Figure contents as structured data
****************************************
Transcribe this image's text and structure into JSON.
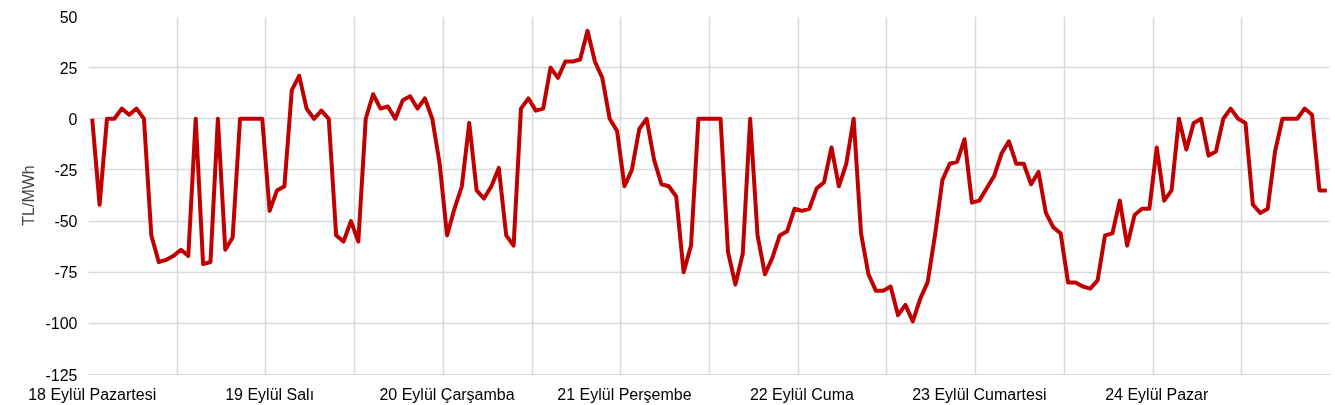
{
  "chart_data": {
    "type": "line",
    "ylabel": "TL/MWh",
    "categories": [
      "18 Eylül Pazartesi",
      null,
      null,
      null,
      null,
      null,
      null,
      null,
      null,
      null,
      null,
      null,
      null,
      null,
      null,
      null,
      null,
      null,
      null,
      null,
      null,
      null,
      null,
      null,
      "19 Eylül Salı",
      null,
      null,
      null,
      null,
      null,
      null,
      null,
      null,
      null,
      null,
      null,
      null,
      null,
      null,
      null,
      null,
      null,
      null,
      null,
      null,
      null,
      null,
      null,
      "20 Eylül Çarşamba",
      null,
      null,
      null,
      null,
      null,
      null,
      null,
      null,
      null,
      null,
      null,
      null,
      null,
      null,
      null,
      null,
      null,
      null,
      null,
      null,
      null,
      null,
      null,
      "21 Eylül Perşembe",
      null,
      null,
      null,
      null,
      null,
      null,
      null,
      null,
      null,
      null,
      null,
      null,
      null,
      null,
      null,
      null,
      null,
      null,
      null,
      null,
      null,
      null,
      null,
      "22 Eylül Cuma",
      null,
      null,
      null,
      null,
      null,
      null,
      null,
      null,
      null,
      null,
      null,
      null,
      null,
      null,
      null,
      null,
      null,
      null,
      null,
      null,
      null,
      null,
      null,
      "23 Eylül Cumartesi",
      null,
      null,
      null,
      null,
      null,
      null,
      null,
      null,
      null,
      null,
      null,
      null,
      null,
      null,
      null,
      null,
      null,
      null,
      null,
      null,
      null,
      null,
      null,
      "24 Eylül Pazar",
      null,
      null,
      null,
      null,
      null,
      null,
      null,
      null,
      null,
      null,
      null,
      null,
      null,
      null,
      null,
      null,
      null,
      null,
      null,
      null,
      null,
      null,
      null
    ],
    "series": [
      {
        "color": "#c00000",
        "values": [
          0,
          -42,
          0,
          0,
          5,
          2,
          5,
          0,
          -57,
          -70,
          -69,
          -67,
          -64,
          -67,
          0,
          -71,
          -70,
          0,
          -64,
          -58,
          0,
          0,
          0,
          0,
          -45,
          -35,
          -33,
          14,
          21,
          5,
          0,
          4,
          0,
          -57,
          -60,
          -50,
          -60,
          0,
          12,
          5,
          6,
          0,
          9,
          11,
          5,
          10,
          0,
          -22,
          -57,
          -44,
          -33,
          -2,
          -35,
          -39,
          -33,
          -24,
          -57,
          -62,
          5,
          10,
          4,
          5,
          25,
          20,
          28,
          28,
          29,
          43,
          28,
          20,
          0,
          -6,
          -33,
          -25,
          -5,
          0,
          -20,
          -32,
          -33,
          -38,
          -75,
          -62,
          0,
          0,
          0,
          0,
          -65,
          -81,
          -66,
          0,
          -57,
          -76,
          -68,
          -57,
          -55,
          -44,
          -45,
          -44,
          -34,
          -31,
          -14,
          -33,
          -22,
          0,
          -56,
          -76,
          -84,
          -84,
          -82,
          -96,
          -91,
          -99,
          -88,
          -80,
          -57,
          -30,
          -22,
          -21,
          -10,
          -41,
          -40,
          -34,
          -28,
          -17,
          -11,
          -22,
          -22,
          -32,
          -26,
          -46,
          -53,
          -56,
          -80,
          -80,
          -82,
          -83,
          -79,
          -57,
          -56,
          -40,
          -62,
          -47,
          -44,
          -44,
          -14,
          -40,
          -35,
          0,
          -15,
          -2,
          0,
          -18,
          -16,
          0,
          5,
          0,
          -2,
          -42,
          -46,
          -44,
          -16,
          0,
          0,
          0,
          5,
          2,
          -35,
          -35
        ]
      }
    ],
    "ylim": [
      -125,
      50
    ],
    "yticks": [
      -125,
      -100,
      -75,
      -50,
      -25,
      0,
      25,
      50
    ],
    "grid": true
  }
}
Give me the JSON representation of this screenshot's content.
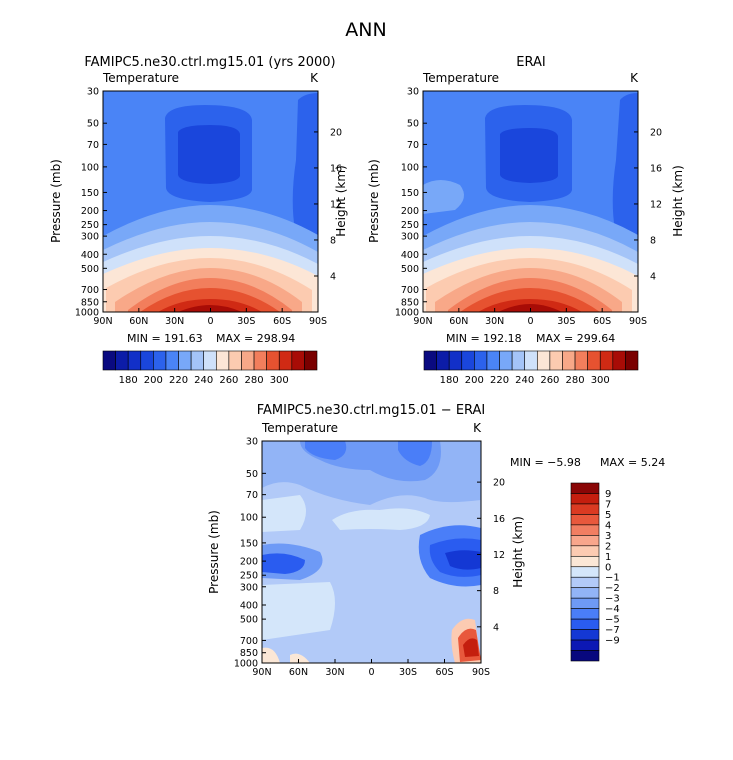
****************************************
# [SHORT PROBLEM]
Your task is to repeat the data above exactly while excluding the pictures.

# [EXERCISE ANSWER]
Transcribe this image's text and structure into JSON.
{
  "chart_data": {
    "type": "line",
    "ylabel": "TL/MWh",
    "categories": [
      "18 Eylül Pazartesi",
      null,
      null,
      null,
      null,
      null,
      null,
      null,
      null,
      null,
      null,
      null,
      null,
      null,
      null,
      null,
      null,
      null,
      null,
      null,
      null,
      null,
      null,
      null,
      "19 Eylül Salı",
      null,
      null,
      null,
      null,
      null,
      null,
      null,
      null,
      null,
      null,
      null,
      null,
      null,
      null,
      null,
      null,
      null,
      null,
      null,
      null,
      null,
      null,
      null,
      "20 Eylül Çarşamba",
      null,
      null,
      null,
      null,
      null,
      null,
      null,
      null,
      null,
      null,
      null,
      null,
      null,
      null,
      null,
      null,
      null,
      null,
      null,
      null,
      null,
      null,
      null,
      "21 Eylül Perşembe",
      null,
      null,
      null,
      null,
      null,
      null,
      null,
      null,
      null,
      null,
      null,
      null,
      null,
      null,
      null,
      null,
      null,
      null,
      null,
      null,
      null,
      null,
      null,
      "22 Eylül Cuma",
      null,
      null,
      null,
      null,
      null,
      null,
      null,
      null,
      null,
      null,
      null,
      null,
      null,
      null,
      null,
      null,
      null,
      null,
      null,
      null,
      null,
      null,
      null,
      "23 Eylül Cumartesi",
      null,
      null,
      null,
      null,
      null,
      null,
      null,
      null,
      null,
      null,
      null,
      null,
      null,
      null,
      null,
      null,
      null,
      null,
      null,
      null,
      null,
      null,
      null,
      "24 Eylül Pazar",
      null,
      null,
      null,
      null,
      null,
      null,
      null,
      null,
      null,
      null,
      null,
      null,
      null,
      null,
      null,
      null,
      null,
      null,
      null,
      null,
      null,
      null,
      null
    ],
    "series": [
      {
        "color": "#c00000",
        "values": [
          0,
          -42,
          0,
          0,
          5,
          2,
          5,
          0,
          -57,
          -70,
          -69,
          -67,
          -64,
          -67,
          0,
          -71,
          -70,
          0,
          -64,
          -58,
          0,
          0,
          0,
          0,
          -45,
          -35,
          -33,
          14,
          21,
          5,
          0,
          4,
          0,
          -57,
          -60,
          -50,
          -60,
          0,
          12,
          5,
          6,
          0,
          9,
          11,
          5,
          10,
          0,
          -22,
          -57,
          -44,
          -33,
          -2,
          -35,
          -39,
          -33,
          -24,
          -57,
          -62,
          5,
          10,
          4,
          5,
          25,
          20,
          28,
          28,
          29,
          43,
          28,
          20,
          0,
          -6,
          -33,
          -25,
          -5,
          0,
          -20,
          -32,
          -33,
          -38,
          -75,
          -62,
          0,
          0,
          0,
          0,
          -65,
          -81,
          -66,
          0,
          -57,
          -76,
          -68,
          -57,
          -55,
          -44,
          -45,
          -44,
          -34,
          -31,
          -14,
          -33,
          -22,
          0,
          -56,
          -76,
          -84,
          -84,
          -82,
          -96,
          -91,
          -99,
          -88,
          -80,
          -57,
          -30,
          -22,
          -21,
          -10,
          -41,
          -40,
          -34,
          -28,
          -17,
          -11,
          -22,
          -22,
          -32,
          -26,
          -46,
          -53,
          -56,
          -80,
          -80,
          -82,
          -83,
          -79,
          -57,
          -56,
          -40,
          -62,
          -47,
          -44,
          -44,
          -14,
          -40,
          -35,
          0,
          -15,
          -2,
          0,
          -18,
          -16,
          0,
          5,
          0,
          -2,
          -42,
          -46,
          -44,
          -16,
          0,
          0,
          0,
          5,
          2,
          -35,
          -35
        ]
      }
    ],
    "ylim": [
      -125,
      50
    ],
    "yticks": [
      -125,
      -100,
      -75,
      -50,
      -25,
      0,
      25,
      50
    ],
    "grid": true
  }
}
Give me the JSON representation of this screenshot's content.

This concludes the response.